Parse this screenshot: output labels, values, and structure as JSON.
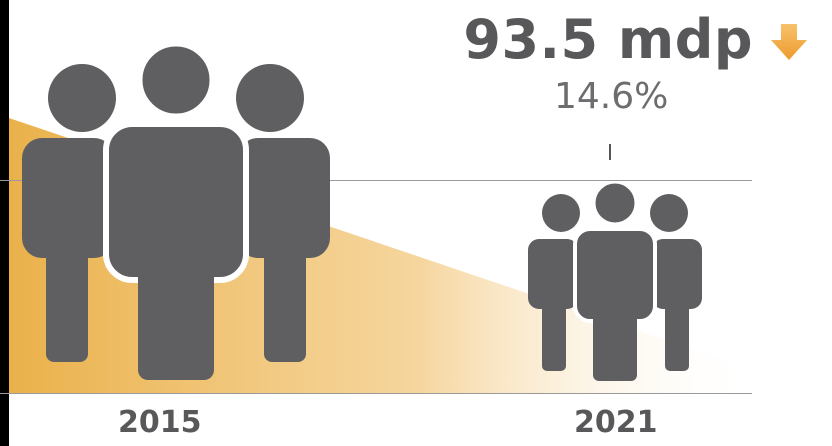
{
  "comparison": {
    "amount": "93.5 mdp",
    "change_percent": "14.6%",
    "trend": "down",
    "trend_icon": "down-arrow-icon",
    "years": [
      "2015",
      "2021"
    ]
  },
  "colors": {
    "icon_gray": "#5f5f61",
    "accent_orange": "#eab14a",
    "arrow_orange": "#f2a23a",
    "text_gray": "#58585a"
  }
}
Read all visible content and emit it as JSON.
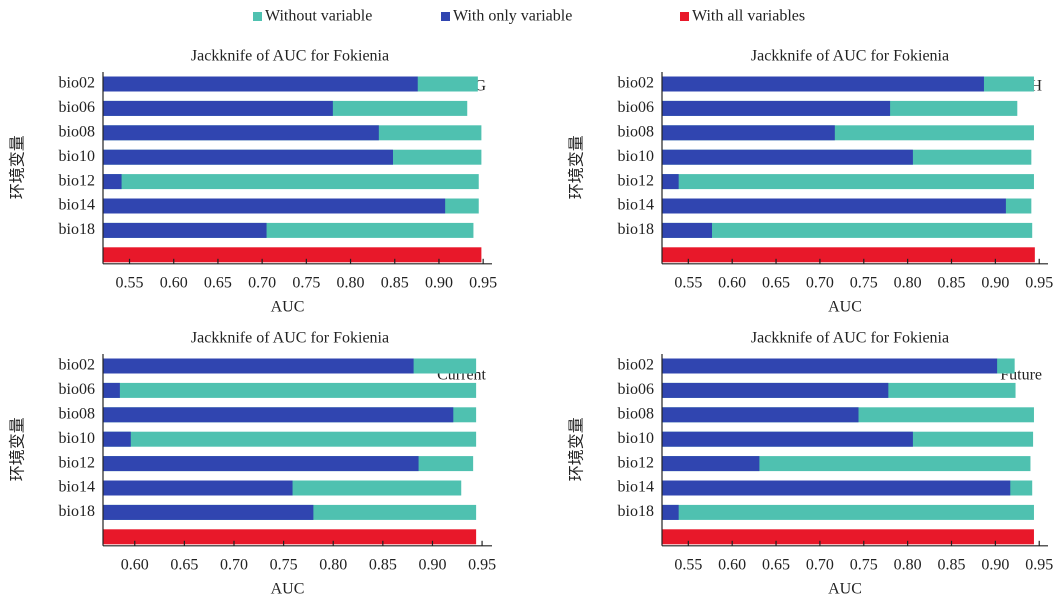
{
  "legend": [
    {
      "name": "Without variable",
      "color": "#4fc1b0"
    },
    {
      "name": "With only variable",
      "color": "#3045b0"
    },
    {
      "name": "With all variables",
      "color": "#e8182a"
    }
  ],
  "chart_data": [
    {
      "type": "bar",
      "title": "Jackknife of AUC for Fokienia",
      "annotation": "LIG",
      "xlabel": "AUC",
      "ylabel": "环境变量",
      "categories": [
        "bio02",
        "bio06",
        "bio08",
        "bio10",
        "bio12",
        "bio14",
        "bio18"
      ],
      "series": [
        {
          "values": [
            0.944,
            0.932,
            0.948,
            0.948,
            0.945,
            0.945,
            0.939
          ]
        },
        {
          "values": [
            0.876,
            0.78,
            0.832,
            0.848,
            0.541,
            0.907,
            0.705
          ]
        }
      ],
      "all_variables": 0.948,
      "xlim": [
        0.52,
        0.96
      ],
      "xticks": [
        0.55,
        {
          "value": 0.6,
          "label": "0.60"
        },
        0.65,
        {
          "value": 0.7,
          "label": "0.70"
        },
        0.75,
        {
          "value": 0.8,
          "label": "0.80"
        },
        0.85,
        {
          "value": 0.9,
          "label": "0.90"
        },
        0.95
      ]
    },
    {
      "type": "bar",
      "title": "Jackknife of AUC for Fokienia",
      "annotation": "MH",
      "xlabel": "AUC",
      "ylabel": "环境变量",
      "categories": [
        "bio02",
        "bio06",
        "bio08",
        "bio10",
        "bio12",
        "bio14",
        "bio18"
      ],
      "series": [
        {
          "values": [
            0.944,
            0.925,
            0.944,
            0.941,
            0.944,
            0.941,
            0.942
          ]
        },
        {
          "values": [
            0.887,
            0.78,
            0.717,
            0.806,
            0.539,
            0.912,
            0.577
          ]
        }
      ],
      "all_variables": 0.945,
      "xlim": [
        0.52,
        0.96
      ],
      "xticks": [
        0.55,
        {
          "value": 0.6,
          "label": "0.60"
        },
        0.65,
        {
          "value": 0.7,
          "label": "0.70"
        },
        0.75,
        {
          "value": 0.8,
          "label": "0.80"
        },
        0.85,
        {
          "value": 0.9,
          "label": "0.90"
        },
        0.95
      ]
    },
    {
      "type": "bar",
      "title": "Jackknife of AUC for Fokienia",
      "annotation": "Current",
      "xlabel": "AUC",
      "ylabel": "环境变量",
      "categories": [
        "bio02",
        "bio06",
        "bio08",
        "bio10",
        "bio12",
        "bio14",
        "bio18"
      ],
      "series": [
        {
          "values": [
            0.944,
            0.944,
            0.944,
            0.944,
            0.941,
            0.929,
            0.944
          ]
        },
        {
          "values": [
            0.881,
            0.585,
            0.921,
            0.596,
            0.886,
            0.759,
            0.78
          ]
        }
      ],
      "all_variables": 0.944,
      "xlim": [
        0.568,
        0.96
      ],
      "xticks": [
        {
          "value": 0.6,
          "label": "0.60"
        },
        0.65,
        {
          "value": 0.7,
          "label": "0.70"
        },
        0.75,
        {
          "value": 0.8,
          "label": "0.80"
        },
        0.85,
        {
          "value": 0.9,
          "label": "0.90"
        },
        0.95
      ]
    },
    {
      "type": "bar",
      "title": "Jackknife of AUC for Fokienia",
      "annotation": "Future",
      "xlabel": "AUC",
      "ylabel": "环境变量",
      "categories": [
        "bio02",
        "bio06",
        "bio08",
        "bio10",
        "bio12",
        "bio14",
        "bio18"
      ],
      "series": [
        {
          "values": [
            0.922,
            0.923,
            0.944,
            0.943,
            0.94,
            0.942,
            0.944
          ]
        },
        {
          "values": [
            0.902,
            0.778,
            0.744,
            0.806,
            0.631,
            0.917,
            0.539
          ]
        }
      ],
      "all_variables": 0.944,
      "xlim": [
        0.52,
        0.96
      ],
      "xticks": [
        0.55,
        {
          "value": 0.6,
          "label": "0.60"
        },
        0.65,
        {
          "value": 0.7,
          "label": "0.70"
        },
        0.75,
        {
          "value": 0.8,
          "label": "0.80"
        },
        0.85,
        {
          "value": 0.9,
          "label": "0.90"
        },
        0.95
      ]
    }
  ]
}
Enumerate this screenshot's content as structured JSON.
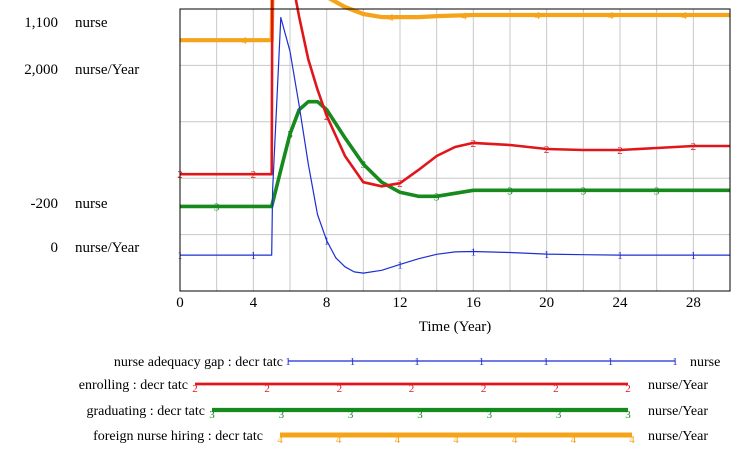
{
  "chart_data": {
    "type": "line",
    "xlabel": "Time (Year)",
    "xlim": [
      0,
      30
    ],
    "x_ticks": [
      "0",
      "4",
      "8",
      "12",
      "16",
      "20",
      "24",
      "28"
    ],
    "left_axis_labels": [
      {
        "value": "1,100",
        "unit": "nurse"
      },
      {
        "value": "2,000",
        "unit": "nurse/Year"
      },
      {
        "value": "-200",
        "unit": "nurse"
      },
      {
        "value": "0",
        "unit": "nurse/Year"
      }
    ],
    "grid": true,
    "legend_placement": "bottom",
    "series": [
      {
        "name": "nurse adequacy gap : decr tatc",
        "unit": "nurse",
        "marker": "1",
        "color": "#1c2fd1",
        "x": [
          0,
          5,
          5.05,
          5.5,
          6,
          6.5,
          7,
          7.5,
          8,
          8.5,
          9,
          9.5,
          10,
          11,
          12,
          13,
          14,
          15,
          16,
          18,
          20,
          22,
          24,
          26,
          28,
          30
        ],
        "y": [
          -122,
          -122,
          200,
          1058,
          890,
          620,
          330,
          80,
          -50,
          -135,
          -180,
          -205,
          -211,
          -197,
          -168,
          -140,
          -118,
          -106,
          -104,
          -109,
          -117,
          -120,
          -122,
          -122,
          -122,
          -122
        ]
      },
      {
        "name": "enrolling : decr tatc",
        "unit": "nurse/Year",
        "marker": "2",
        "color": "#e0161b",
        "x": [
          0,
          5,
          5.05,
          5.5,
          6,
          6.5,
          7,
          7.5,
          8,
          9,
          10,
          11,
          12,
          13,
          14,
          15,
          16,
          18,
          20,
          22,
          24,
          26,
          28,
          30
        ],
        "y": [
          280,
          280,
          1650,
          1520,
          1300,
          1060,
          850,
          700,
          570,
          370,
          240,
          220,
          235,
          300,
          370,
          415,
          435,
          425,
          405,
          400,
          400,
          410,
          420,
          420
        ]
      },
      {
        "name": "graduating : decr tatc",
        "unit": "nurse/Year",
        "marker": "3",
        "color": "#178a1e",
        "x": [
          0,
          5,
          5.5,
          6,
          6.5,
          7,
          7.5,
          8,
          9,
          10,
          11,
          12,
          13,
          14,
          16,
          18,
          20,
          22,
          24,
          26,
          28,
          30
        ],
        "y": [
          120,
          120,
          300,
          480,
          600,
          640,
          640,
          600,
          460,
          330,
          240,
          190,
          170,
          170,
          200,
          200,
          200,
          200,
          200,
          200,
          200,
          200
        ]
      },
      {
        "name": "foreign nurse hiring : decr tatc",
        "unit": "nurse/Year",
        "marker": "4",
        "color": "#f5a41a",
        "x": [
          0,
          5,
          5.05,
          5.5,
          6,
          6.5,
          7,
          8,
          9,
          10,
          11,
          12,
          13,
          14,
          16,
          18,
          20,
          24,
          28,
          30
        ],
        "y": [
          945,
          945,
          1230,
          1310,
          1340,
          1310,
          1250,
          1160,
          1110,
          1075,
          1060,
          1060,
          1060,
          1065,
          1070,
          1070,
          1070,
          1070,
          1070,
          1070
        ]
      }
    ]
  }
}
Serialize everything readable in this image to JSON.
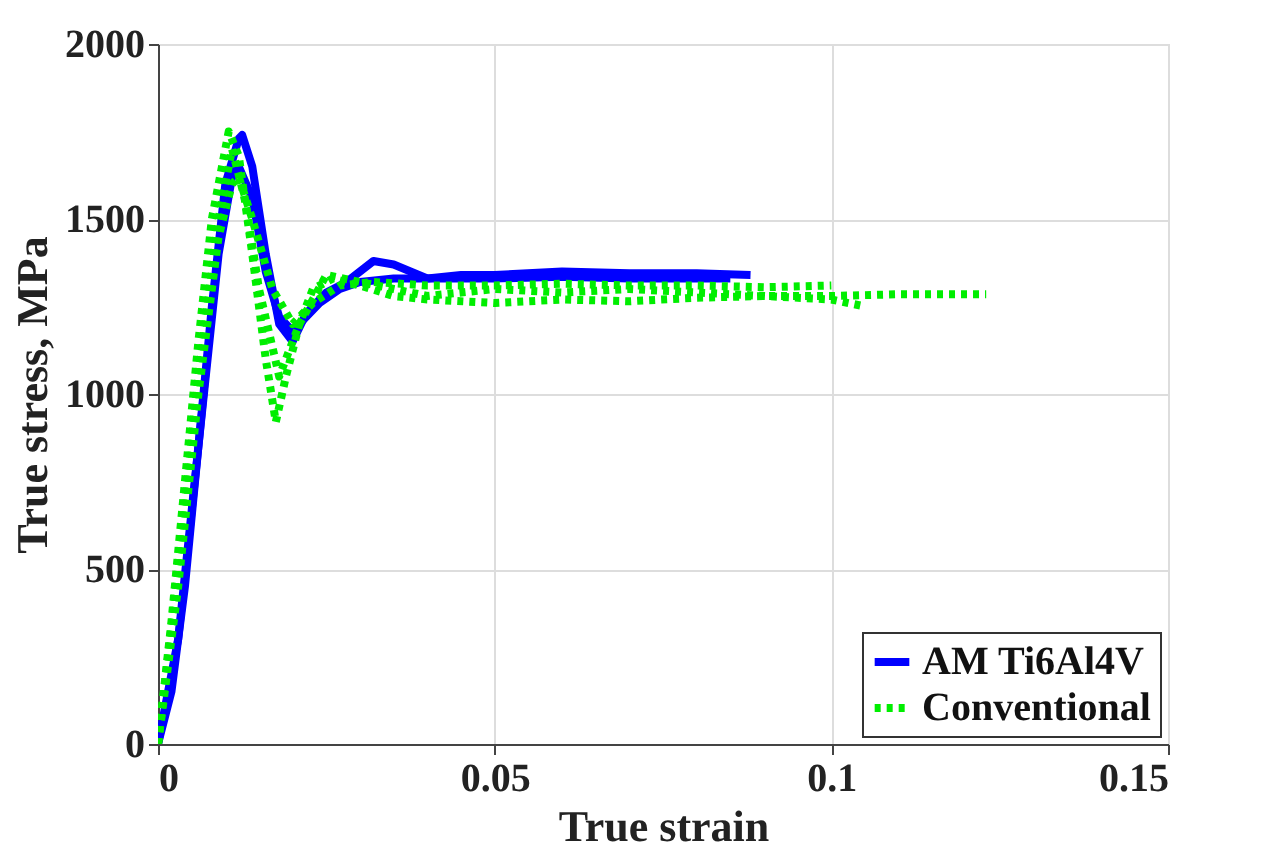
{
  "chart_data": {
    "type": "line",
    "xlabel": "True strain",
    "ylabel": "True stress, MPa",
    "xlim": [
      0,
      0.15
    ],
    "xticks": [
      0,
      0.05,
      0.1,
      0.15
    ],
    "ylim": [
      0,
      2000
    ],
    "yticks": [
      0,
      500,
      1000,
      1500,
      2000
    ],
    "grid": true,
    "legend": "bottom right",
    "series": [
      {
        "name": "AM Ti6Al4V",
        "color": "#0000ff",
        "line_style": "solid",
        "x": [
          0,
          0.002,
          0.004,
          0.006,
          0.008,
          0.01,
          0.012,
          0.0125,
          0.014,
          0.016,
          0.018,
          0.02,
          0.022,
          0.025,
          0.028,
          0.032,
          0.035,
          0.04,
          0.045,
          0.05,
          0.06,
          0.07,
          0.08,
          0.088
        ],
        "values": [
          0,
          150,
          450,
          850,
          1250,
          1600,
          1730,
          1740,
          1650,
          1400,
          1200,
          1150,
          1230,
          1290,
          1320,
          1380,
          1370,
          1330,
          1340,
          1340,
          1350,
          1345,
          1345,
          1340
        ]
      },
      {
        "color": "#0000ff",
        "line_style": "solid",
        "x": [
          0,
          0.003,
          0.006,
          0.009,
          0.011,
          0.012,
          0.014,
          0.016,
          0.018,
          0.02,
          0.022,
          0.024,
          0.027,
          0.03,
          0.035,
          0.04,
          0.05,
          0.06,
          0.07,
          0.085
        ],
        "values": [
          0,
          300,
          850,
          1400,
          1620,
          1650,
          1560,
          1350,
          1220,
          1180,
          1220,
          1260,
          1300,
          1320,
          1330,
          1330,
          1330,
          1335,
          1330,
          1330
        ]
      },
      {
        "name": "Conventional",
        "color": "#00ee00",
        "line_style": "dotted",
        "x": [
          0,
          0.002,
          0.004,
          0.006,
          0.008,
          0.0105,
          0.012,
          0.014,
          0.016,
          0.0175,
          0.019,
          0.021,
          0.023,
          0.026,
          0.03,
          0.035,
          0.04,
          0.05,
          0.06,
          0.07,
          0.08,
          0.09,
          0.1,
          0.11,
          0.123
        ],
        "values": [
          0,
          350,
          750,
          1150,
          1500,
          1750,
          1680,
          1400,
          1100,
          920,
          1050,
          1200,
          1300,
          1330,
          1310,
          1280,
          1270,
          1260,
          1270,
          1265,
          1275,
          1280,
          1280,
          1285,
          1285
        ]
      },
      {
        "color": "#00ee00",
        "line_style": "dotted",
        "x": [
          0,
          0.003,
          0.006,
          0.009,
          0.011,
          0.013,
          0.015,
          0.018,
          0.021,
          0.025,
          0.03,
          0.035,
          0.04,
          0.05,
          0.06,
          0.07,
          0.08,
          0.09,
          0.1,
          0.105
        ],
        "values": [
          0,
          500,
          1050,
          1500,
          1700,
          1550,
          1300,
          1050,
          1200,
          1340,
          1320,
          1300,
          1280,
          1300,
          1290,
          1300,
          1290,
          1280,
          1270,
          1250
        ]
      },
      {
        "color": "#00ee00",
        "line_style": "dotted",
        "x": [
          0,
          0.003,
          0.006,
          0.009,
          0.011,
          0.012,
          0.014,
          0.017,
          0.02,
          0.023,
          0.027,
          0.032,
          0.04,
          0.05,
          0.06,
          0.07,
          0.08,
          0.09,
          0.1
        ],
        "values": [
          0,
          450,
          1000,
          1450,
          1600,
          1620,
          1500,
          1300,
          1200,
          1260,
          1310,
          1320,
          1310,
          1310,
          1315,
          1310,
          1310,
          1305,
          1310
        ]
      }
    ]
  }
}
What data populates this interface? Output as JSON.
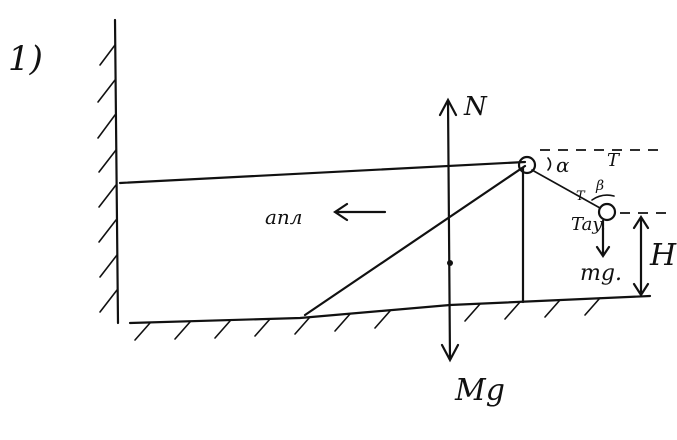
{
  "labels": [
    "1)",
    "N",
    "α",
    "T",
    "β",
    "T",
    "Tay.",
    "aпл",
    "mg.",
    "H",
    "Mg"
  ]
}
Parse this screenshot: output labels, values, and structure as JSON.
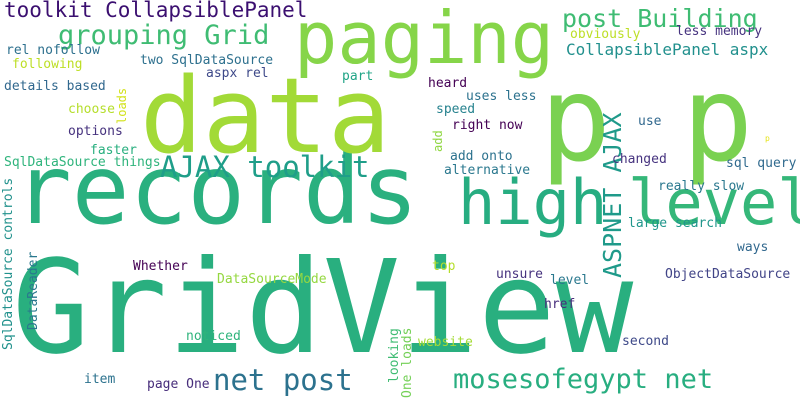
{
  "words": [
    {
      "text": "GridView",
      "color": "#29af7f"
    },
    {
      "text": "records",
      "color": "#2ab07f"
    },
    {
      "text": "data",
      "color": "#a2da37"
    },
    {
      "text": "p p",
      "color": "#7ad151"
    },
    {
      "text": "paging",
      "color": "#86d549"
    },
    {
      "text": "high",
      "color": "#27ad81"
    },
    {
      "text": "level",
      "color": "#35b779"
    },
    {
      "text": "toolkit CollapsiblePanel",
      "color": "#3b0f70"
    },
    {
      "text": "grouping Grid",
      "color": "#3fbc73"
    },
    {
      "text": "post Building",
      "color": "#3fbc73"
    },
    {
      "text": "CollapsiblePanel aspx",
      "color": "#21908d"
    },
    {
      "text": "AJAX toolkit",
      "color": "#1f9e89"
    },
    {
      "text": "ASPNET AJAX",
      "color": "#1f9a8a"
    },
    {
      "text": "net post",
      "color": "#2c728e"
    },
    {
      "text": "mosesofegypt net",
      "color": "#28ae80"
    },
    {
      "text": "SqlDataSource controls",
      "color": "#21918c"
    },
    {
      "text": "obviously",
      "color": "#bddf26"
    },
    {
      "text": "less memory",
      "color": "#46337f"
    },
    {
      "text": "rel nofollow",
      "color": "#2d708e"
    },
    {
      "text": "two SqlDataSource",
      "color": "#2d708e"
    },
    {
      "text": "aspx rel",
      "color": "#3e4989"
    },
    {
      "text": "following",
      "color": "#bddf26"
    },
    {
      "text": "loads",
      "color": "#d2e21b"
    },
    {
      "text": "details based",
      "color": "#31688e"
    },
    {
      "text": "part",
      "color": "#20a486"
    },
    {
      "text": "heard",
      "color": "#440154"
    },
    {
      "text": "uses less",
      "color": "#2c728e"
    },
    {
      "text": "use",
      "color": "#31688e"
    },
    {
      "text": "choose",
      "color": "#b5de2b"
    },
    {
      "text": "speed",
      "color": "#26828e"
    },
    {
      "text": "right now",
      "color": "#440154"
    },
    {
      "text": "options",
      "color": "#46327e"
    },
    {
      "text": "add",
      "color": "#90d743"
    },
    {
      "text": "faster",
      "color": "#29af7f"
    },
    {
      "text": "SqlDataSource things",
      "color": "#2fb47c"
    },
    {
      "text": "add onto",
      "color": "#2c728e"
    },
    {
      "text": "changed",
      "color": "#46337f"
    },
    {
      "text": "sql query",
      "color": "#306a8e"
    },
    {
      "text": "alternative",
      "color": "#2a788e"
    },
    {
      "text": "really slow",
      "color": "#2a788e"
    },
    {
      "text": "p",
      "color": "#e5e419"
    },
    {
      "text": "large search",
      "color": "#1f968b"
    },
    {
      "text": "ways",
      "color": "#31688e"
    },
    {
      "text": "Whether",
      "color": "#440154"
    },
    {
      "text": "top",
      "color": "#b5de2b"
    },
    {
      "text": "DataSourceMode",
      "color": "#95d840"
    },
    {
      "text": "unsure",
      "color": "#46327e"
    },
    {
      "text": "level",
      "color": "#2a788e"
    },
    {
      "text": "ObjectDataSource",
      "color": "#414487"
    },
    {
      "text": "DataReader",
      "color": "#2a788e"
    },
    {
      "text": "href",
      "color": "#472d7b"
    },
    {
      "text": "noticed",
      "color": "#2fb47c"
    },
    {
      "text": "website",
      "color": "#a5db36"
    },
    {
      "text": "looking",
      "color": "#3fbc73"
    },
    {
      "text": "second",
      "color": "#3e4989"
    },
    {
      "text": "item",
      "color": "#2c728e"
    },
    {
      "text": "page One",
      "color": "#472d7b"
    },
    {
      "text": "One loads",
      "color": "#73d056"
    }
  ]
}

> BRIEF: Go through the listing above and locate each line that holds the word "SqlDataSource". Copy those lines.

> PROBLEM SOLUTION:
      "text": "SqlDataSource controls",
      "text": "two SqlDataSource",
      "text": "SqlDataSource things",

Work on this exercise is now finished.